- _Your task_
Within the listing below, locate all lines containing the word "cell". Copy each one.

Stored data:

+--

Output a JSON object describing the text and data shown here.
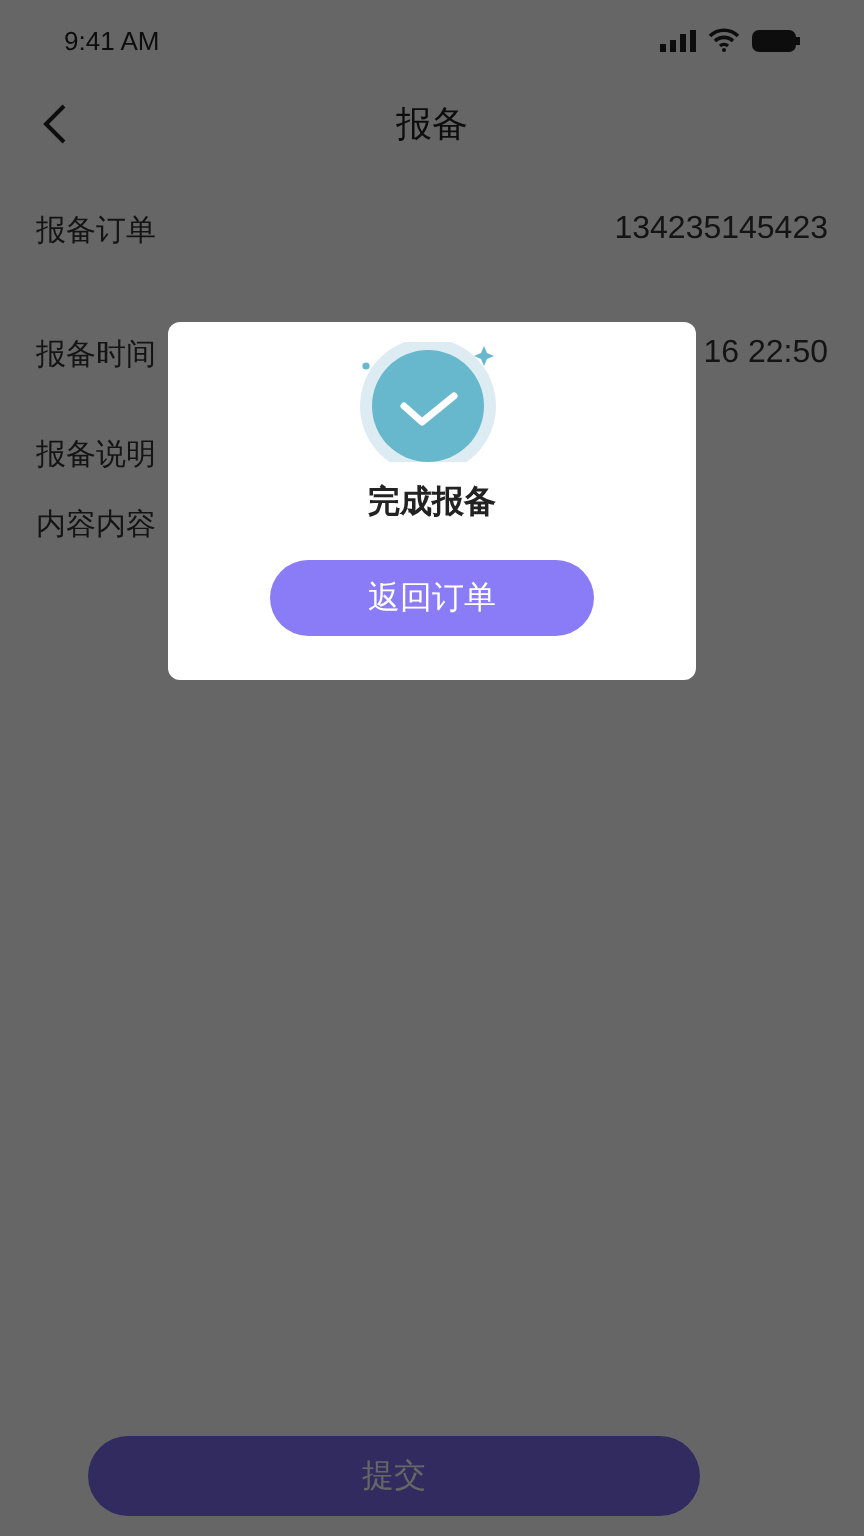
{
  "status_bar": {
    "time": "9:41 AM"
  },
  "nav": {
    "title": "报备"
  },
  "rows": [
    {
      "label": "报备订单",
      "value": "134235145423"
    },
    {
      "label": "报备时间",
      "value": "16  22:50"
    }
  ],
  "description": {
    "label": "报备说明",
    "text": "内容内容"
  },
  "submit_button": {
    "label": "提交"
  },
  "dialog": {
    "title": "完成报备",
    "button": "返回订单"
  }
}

+--

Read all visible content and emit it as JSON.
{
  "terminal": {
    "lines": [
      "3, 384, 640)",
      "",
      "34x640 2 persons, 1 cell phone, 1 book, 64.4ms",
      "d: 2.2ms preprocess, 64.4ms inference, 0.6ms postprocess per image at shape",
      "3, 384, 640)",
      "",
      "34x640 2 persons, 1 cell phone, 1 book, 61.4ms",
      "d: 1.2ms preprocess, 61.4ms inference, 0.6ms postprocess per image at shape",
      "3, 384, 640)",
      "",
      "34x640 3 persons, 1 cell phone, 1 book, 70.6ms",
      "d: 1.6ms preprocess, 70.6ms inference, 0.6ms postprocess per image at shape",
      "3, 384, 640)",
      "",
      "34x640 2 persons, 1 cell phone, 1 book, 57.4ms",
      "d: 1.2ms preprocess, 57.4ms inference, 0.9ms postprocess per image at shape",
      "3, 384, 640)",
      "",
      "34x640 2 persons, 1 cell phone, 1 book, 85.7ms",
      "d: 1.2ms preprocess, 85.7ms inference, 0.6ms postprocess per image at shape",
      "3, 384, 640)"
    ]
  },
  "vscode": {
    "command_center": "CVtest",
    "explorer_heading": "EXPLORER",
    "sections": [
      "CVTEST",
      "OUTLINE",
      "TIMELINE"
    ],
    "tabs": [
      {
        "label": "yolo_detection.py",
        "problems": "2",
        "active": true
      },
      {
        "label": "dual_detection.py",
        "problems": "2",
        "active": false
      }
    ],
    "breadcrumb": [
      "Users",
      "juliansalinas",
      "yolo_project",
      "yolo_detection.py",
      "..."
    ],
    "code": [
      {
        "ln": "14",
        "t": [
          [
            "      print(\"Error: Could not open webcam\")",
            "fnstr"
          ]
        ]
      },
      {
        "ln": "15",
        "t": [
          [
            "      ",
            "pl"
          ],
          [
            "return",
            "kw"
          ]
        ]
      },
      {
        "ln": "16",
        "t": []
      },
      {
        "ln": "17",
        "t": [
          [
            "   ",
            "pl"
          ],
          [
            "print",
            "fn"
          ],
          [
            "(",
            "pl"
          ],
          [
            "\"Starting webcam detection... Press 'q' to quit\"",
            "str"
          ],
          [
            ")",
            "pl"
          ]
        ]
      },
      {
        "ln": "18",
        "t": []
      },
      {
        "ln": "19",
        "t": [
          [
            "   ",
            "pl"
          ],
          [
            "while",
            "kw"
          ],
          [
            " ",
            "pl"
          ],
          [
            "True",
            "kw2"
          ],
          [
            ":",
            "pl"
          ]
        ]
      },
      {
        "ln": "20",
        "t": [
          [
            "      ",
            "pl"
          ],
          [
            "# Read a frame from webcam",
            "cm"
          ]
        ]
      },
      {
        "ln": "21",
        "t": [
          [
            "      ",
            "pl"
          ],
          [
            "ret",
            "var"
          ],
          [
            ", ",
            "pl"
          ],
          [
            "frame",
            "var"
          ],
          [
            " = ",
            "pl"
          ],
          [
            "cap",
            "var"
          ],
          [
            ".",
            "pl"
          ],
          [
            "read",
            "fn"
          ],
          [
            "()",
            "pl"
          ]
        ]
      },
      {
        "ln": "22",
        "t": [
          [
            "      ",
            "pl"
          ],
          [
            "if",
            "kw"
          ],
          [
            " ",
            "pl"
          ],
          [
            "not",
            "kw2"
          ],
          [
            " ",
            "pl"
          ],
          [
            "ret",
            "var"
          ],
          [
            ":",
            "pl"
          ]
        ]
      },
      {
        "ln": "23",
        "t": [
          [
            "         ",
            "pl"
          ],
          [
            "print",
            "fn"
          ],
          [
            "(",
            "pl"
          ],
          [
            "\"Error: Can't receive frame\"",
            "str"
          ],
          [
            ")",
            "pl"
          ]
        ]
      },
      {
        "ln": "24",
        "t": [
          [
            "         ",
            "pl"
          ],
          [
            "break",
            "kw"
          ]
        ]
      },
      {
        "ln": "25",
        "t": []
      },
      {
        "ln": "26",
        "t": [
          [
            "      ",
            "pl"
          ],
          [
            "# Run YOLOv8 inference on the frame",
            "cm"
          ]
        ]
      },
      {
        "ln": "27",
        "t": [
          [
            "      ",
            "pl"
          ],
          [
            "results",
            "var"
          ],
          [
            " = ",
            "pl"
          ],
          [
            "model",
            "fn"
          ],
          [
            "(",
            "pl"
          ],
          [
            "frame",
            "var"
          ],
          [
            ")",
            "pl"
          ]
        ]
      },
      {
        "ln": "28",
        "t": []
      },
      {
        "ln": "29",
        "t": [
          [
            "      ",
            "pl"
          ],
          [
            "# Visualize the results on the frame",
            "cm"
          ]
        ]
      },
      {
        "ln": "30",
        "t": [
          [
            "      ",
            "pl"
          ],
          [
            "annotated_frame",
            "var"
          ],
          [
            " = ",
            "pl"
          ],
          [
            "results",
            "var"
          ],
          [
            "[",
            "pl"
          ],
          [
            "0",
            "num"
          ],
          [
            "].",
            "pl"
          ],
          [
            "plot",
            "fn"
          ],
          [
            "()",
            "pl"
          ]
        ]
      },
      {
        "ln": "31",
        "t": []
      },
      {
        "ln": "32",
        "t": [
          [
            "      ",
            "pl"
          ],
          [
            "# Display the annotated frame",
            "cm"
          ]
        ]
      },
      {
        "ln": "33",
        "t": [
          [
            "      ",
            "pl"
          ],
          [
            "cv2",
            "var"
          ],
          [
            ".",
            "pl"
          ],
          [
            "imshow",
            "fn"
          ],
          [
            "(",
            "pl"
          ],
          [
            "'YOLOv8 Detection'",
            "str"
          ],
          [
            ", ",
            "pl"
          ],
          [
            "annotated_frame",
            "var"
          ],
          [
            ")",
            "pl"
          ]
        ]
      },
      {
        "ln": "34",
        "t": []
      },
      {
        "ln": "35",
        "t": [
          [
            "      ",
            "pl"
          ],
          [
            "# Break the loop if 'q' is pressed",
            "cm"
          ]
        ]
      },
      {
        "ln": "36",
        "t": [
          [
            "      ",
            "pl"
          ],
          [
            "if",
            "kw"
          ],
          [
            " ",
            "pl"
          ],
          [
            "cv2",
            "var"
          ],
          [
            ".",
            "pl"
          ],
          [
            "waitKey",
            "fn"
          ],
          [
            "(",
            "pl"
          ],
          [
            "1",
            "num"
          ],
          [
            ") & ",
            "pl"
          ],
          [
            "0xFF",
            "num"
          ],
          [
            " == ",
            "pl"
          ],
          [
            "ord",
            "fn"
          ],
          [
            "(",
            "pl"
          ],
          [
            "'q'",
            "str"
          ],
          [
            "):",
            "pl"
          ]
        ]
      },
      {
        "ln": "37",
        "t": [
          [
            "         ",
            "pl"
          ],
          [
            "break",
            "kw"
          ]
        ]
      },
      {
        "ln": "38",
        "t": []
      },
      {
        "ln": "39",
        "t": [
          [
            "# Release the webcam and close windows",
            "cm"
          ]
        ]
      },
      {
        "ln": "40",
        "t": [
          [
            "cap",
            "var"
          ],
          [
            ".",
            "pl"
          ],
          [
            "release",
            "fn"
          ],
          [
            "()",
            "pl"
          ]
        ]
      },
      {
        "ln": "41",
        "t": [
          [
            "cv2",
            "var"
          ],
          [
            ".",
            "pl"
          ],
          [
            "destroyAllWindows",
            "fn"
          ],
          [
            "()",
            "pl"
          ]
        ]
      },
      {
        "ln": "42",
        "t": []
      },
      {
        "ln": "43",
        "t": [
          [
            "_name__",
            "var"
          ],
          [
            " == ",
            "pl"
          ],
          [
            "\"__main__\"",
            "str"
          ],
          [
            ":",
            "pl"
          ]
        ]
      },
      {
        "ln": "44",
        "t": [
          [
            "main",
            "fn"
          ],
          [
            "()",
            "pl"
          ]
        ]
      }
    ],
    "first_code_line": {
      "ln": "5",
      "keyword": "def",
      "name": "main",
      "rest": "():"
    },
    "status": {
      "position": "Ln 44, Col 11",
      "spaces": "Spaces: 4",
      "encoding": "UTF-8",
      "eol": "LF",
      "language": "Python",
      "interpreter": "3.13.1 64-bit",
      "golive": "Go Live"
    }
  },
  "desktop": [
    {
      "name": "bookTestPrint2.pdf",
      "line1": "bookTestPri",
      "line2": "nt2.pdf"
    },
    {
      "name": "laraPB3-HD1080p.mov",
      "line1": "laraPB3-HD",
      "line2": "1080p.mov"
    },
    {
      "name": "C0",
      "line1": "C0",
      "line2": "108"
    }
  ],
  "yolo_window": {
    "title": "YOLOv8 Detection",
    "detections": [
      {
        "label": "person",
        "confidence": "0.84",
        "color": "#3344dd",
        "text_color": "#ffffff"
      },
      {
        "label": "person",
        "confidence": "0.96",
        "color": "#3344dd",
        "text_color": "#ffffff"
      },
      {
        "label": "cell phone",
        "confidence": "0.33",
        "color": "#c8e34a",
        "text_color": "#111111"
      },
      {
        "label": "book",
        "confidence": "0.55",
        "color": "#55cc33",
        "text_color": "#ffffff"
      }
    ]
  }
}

+--

- _Completed exercise_
      "34x640 2 persons, 1 cell phone, 1 book, 64.4ms",
      "34x640 2 persons, 1 cell phone, 1 book, 61.4ms",
      "34x640 3 persons, 1 cell phone, 1 book, 70.6ms",
      "34x640 2 persons, 1 cell phone, 1 book, 57.4ms",
      "34x640 2 persons, 1 cell phone, 1 book, 85.7ms",
        "label": "cell phone",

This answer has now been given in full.